* [Aim] Say how many lines hold the string "денег", and nothing more.

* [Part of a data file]
##############################

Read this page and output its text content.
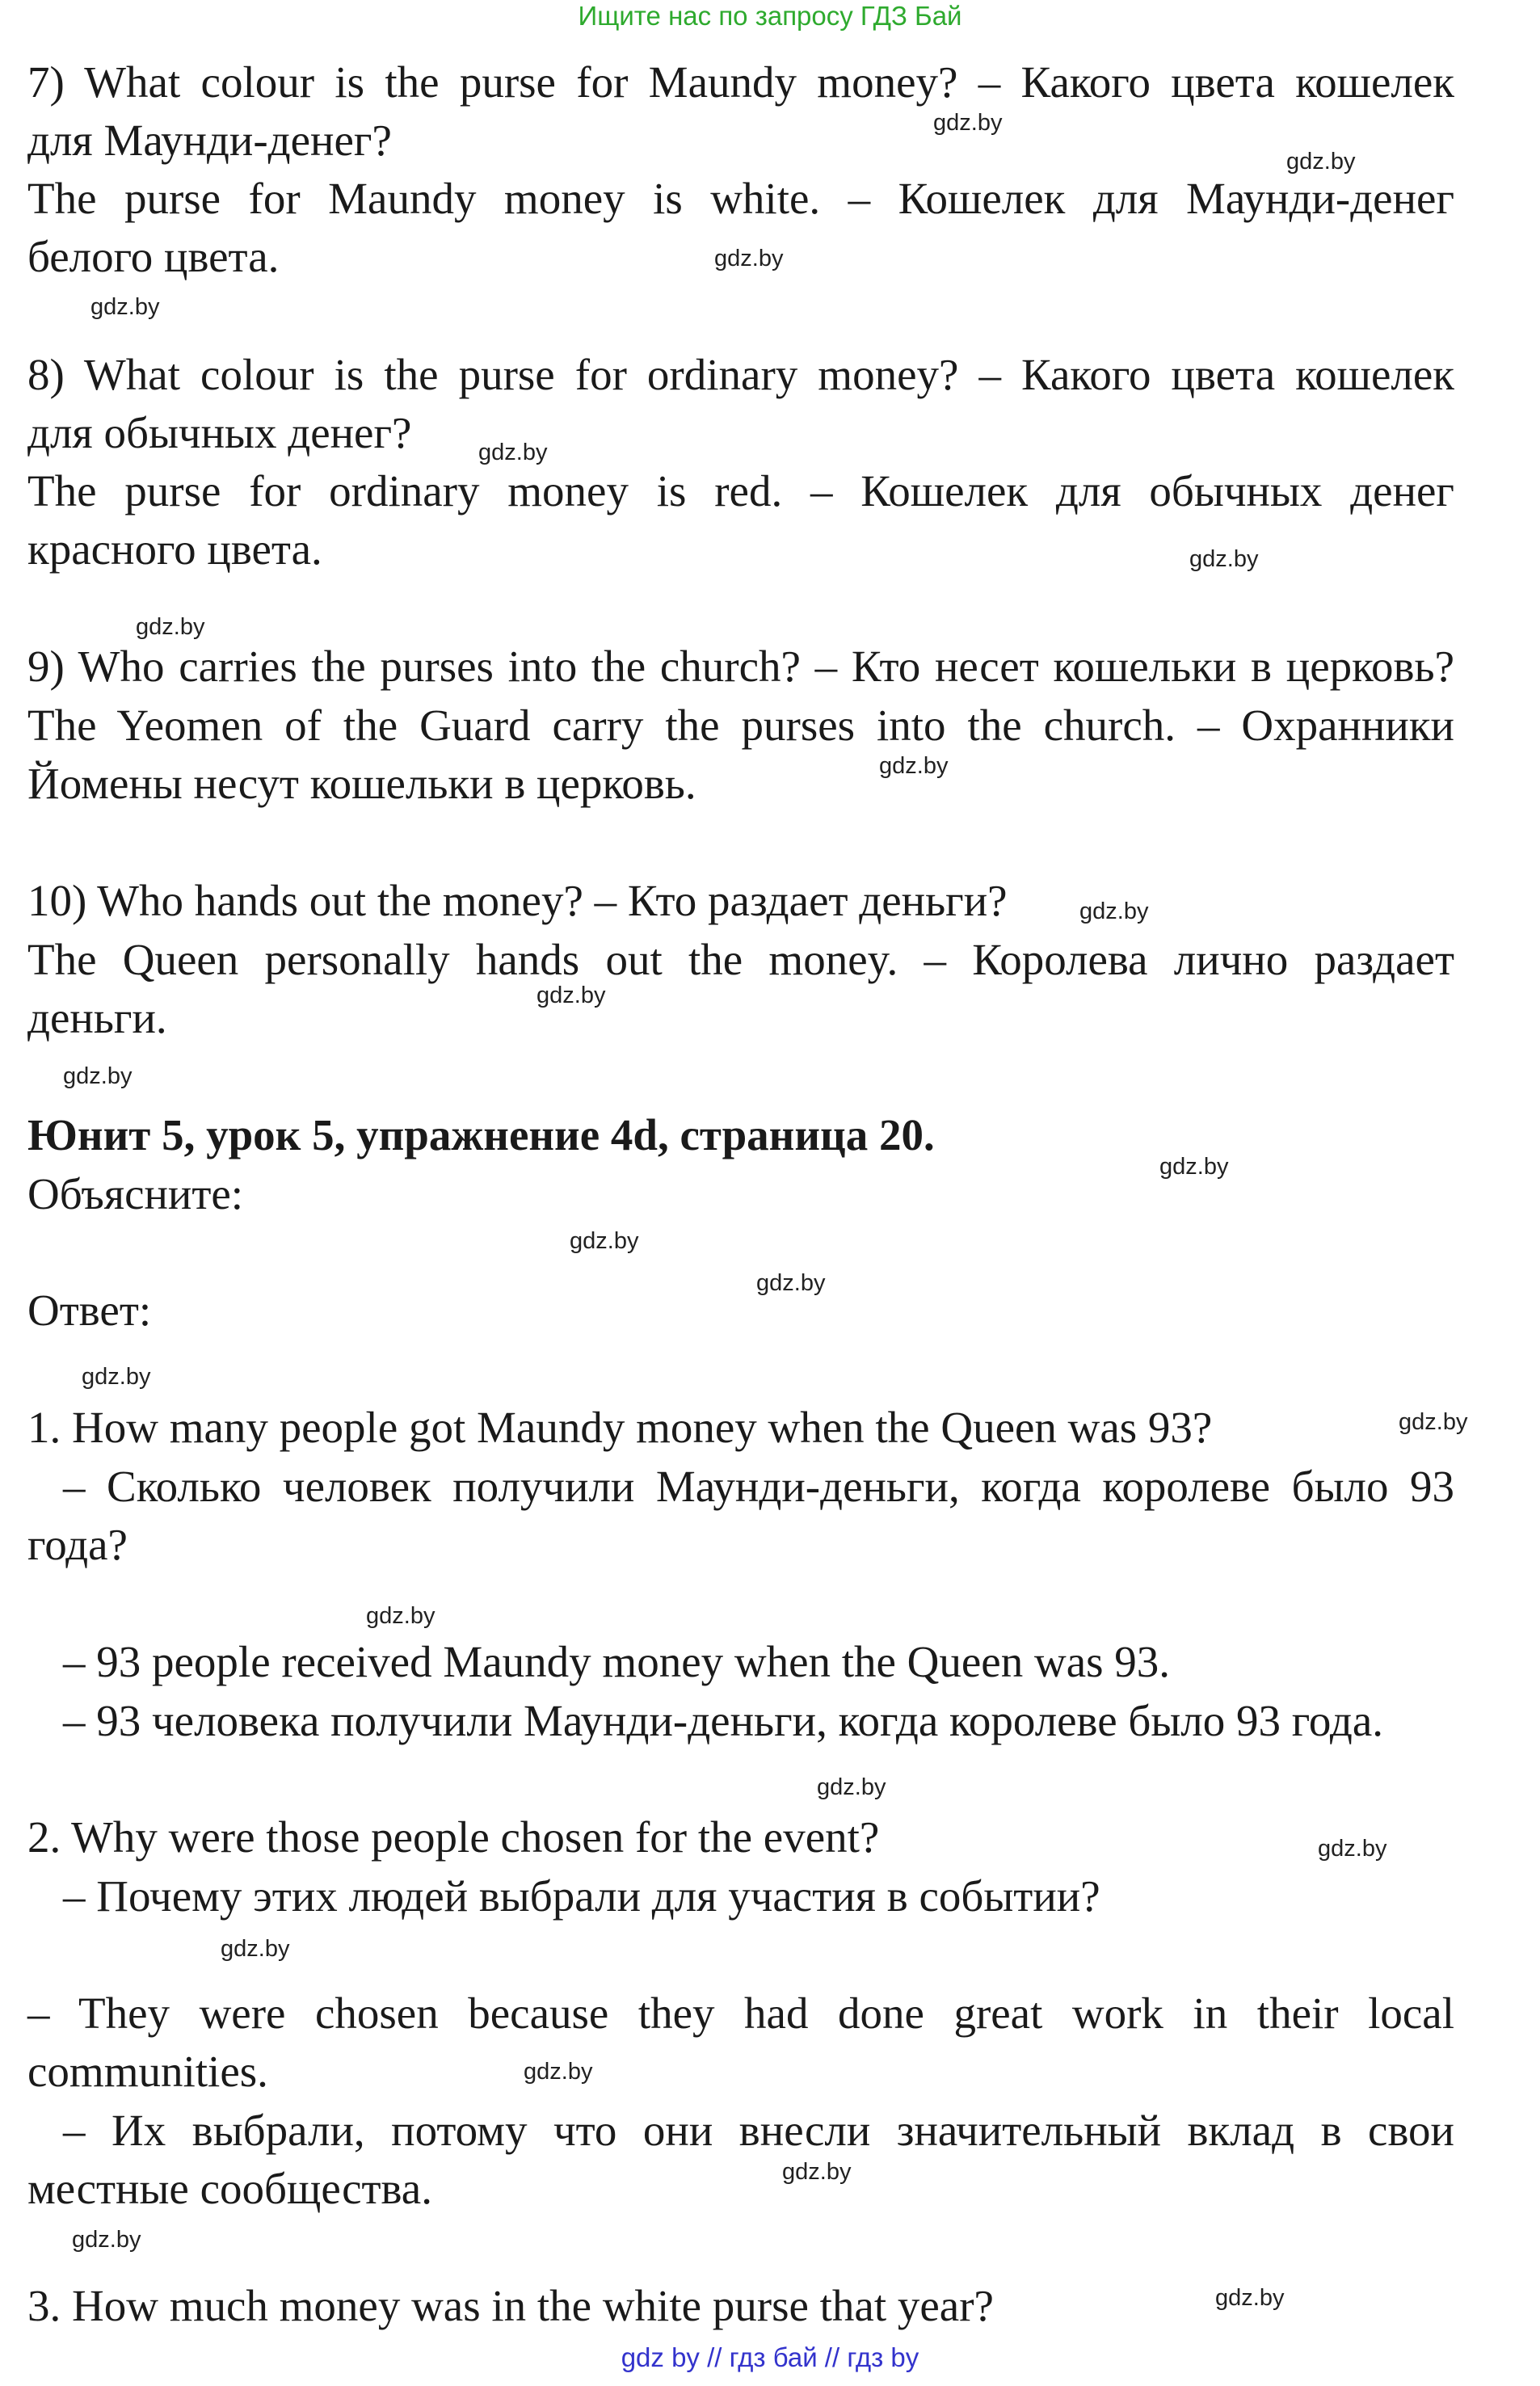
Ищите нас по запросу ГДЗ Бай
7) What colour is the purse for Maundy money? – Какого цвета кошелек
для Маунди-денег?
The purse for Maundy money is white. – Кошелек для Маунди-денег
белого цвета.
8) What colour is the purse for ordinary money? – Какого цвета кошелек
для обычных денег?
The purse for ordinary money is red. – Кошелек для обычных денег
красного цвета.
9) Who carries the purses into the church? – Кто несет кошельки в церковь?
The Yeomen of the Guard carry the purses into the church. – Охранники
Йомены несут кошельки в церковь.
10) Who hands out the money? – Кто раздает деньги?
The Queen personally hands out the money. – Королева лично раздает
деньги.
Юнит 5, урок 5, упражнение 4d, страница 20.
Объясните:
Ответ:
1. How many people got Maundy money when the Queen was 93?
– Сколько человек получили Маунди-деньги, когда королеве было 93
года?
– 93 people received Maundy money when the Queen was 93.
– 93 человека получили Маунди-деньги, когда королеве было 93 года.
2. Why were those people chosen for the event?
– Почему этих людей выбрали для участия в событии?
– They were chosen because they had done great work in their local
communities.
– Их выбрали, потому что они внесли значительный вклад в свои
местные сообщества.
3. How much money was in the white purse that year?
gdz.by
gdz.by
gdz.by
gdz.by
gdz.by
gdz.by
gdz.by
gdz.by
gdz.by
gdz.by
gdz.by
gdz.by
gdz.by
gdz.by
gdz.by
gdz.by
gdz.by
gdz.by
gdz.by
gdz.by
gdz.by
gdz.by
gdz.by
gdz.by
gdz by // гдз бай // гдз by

##############################

* [Completed task] 4